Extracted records

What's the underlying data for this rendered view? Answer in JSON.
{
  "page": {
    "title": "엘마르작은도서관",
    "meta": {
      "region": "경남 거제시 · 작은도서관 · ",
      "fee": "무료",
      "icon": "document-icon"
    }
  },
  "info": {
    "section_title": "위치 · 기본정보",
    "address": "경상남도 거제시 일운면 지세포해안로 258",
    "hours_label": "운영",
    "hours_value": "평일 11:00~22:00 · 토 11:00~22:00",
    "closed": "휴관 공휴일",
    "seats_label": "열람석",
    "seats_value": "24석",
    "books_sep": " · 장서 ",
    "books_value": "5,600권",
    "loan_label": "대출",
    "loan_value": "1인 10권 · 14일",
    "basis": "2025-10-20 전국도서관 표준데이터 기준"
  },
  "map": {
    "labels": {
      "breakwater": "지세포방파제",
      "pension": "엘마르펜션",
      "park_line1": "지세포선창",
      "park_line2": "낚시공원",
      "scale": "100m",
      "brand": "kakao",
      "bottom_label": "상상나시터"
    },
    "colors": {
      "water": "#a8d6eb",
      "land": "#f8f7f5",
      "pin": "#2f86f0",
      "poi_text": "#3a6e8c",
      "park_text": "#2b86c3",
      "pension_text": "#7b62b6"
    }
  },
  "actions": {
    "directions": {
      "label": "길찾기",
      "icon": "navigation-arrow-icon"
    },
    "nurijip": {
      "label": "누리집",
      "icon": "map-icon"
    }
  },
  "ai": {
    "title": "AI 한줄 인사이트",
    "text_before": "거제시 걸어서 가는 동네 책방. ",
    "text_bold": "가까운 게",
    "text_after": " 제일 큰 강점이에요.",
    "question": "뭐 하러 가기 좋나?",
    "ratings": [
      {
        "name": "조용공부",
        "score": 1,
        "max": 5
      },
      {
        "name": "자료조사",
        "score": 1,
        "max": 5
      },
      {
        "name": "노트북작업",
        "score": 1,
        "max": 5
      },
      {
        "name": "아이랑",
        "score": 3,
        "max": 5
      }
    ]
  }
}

> _REQUIREMENT_
Filter the entries above down to the lines containing the word "name".

> _EXERCISE ANSWER_
        "name": "조용공부",
        "name": "자료조사",
        "name": "노트북작업",
        "name": "아이랑",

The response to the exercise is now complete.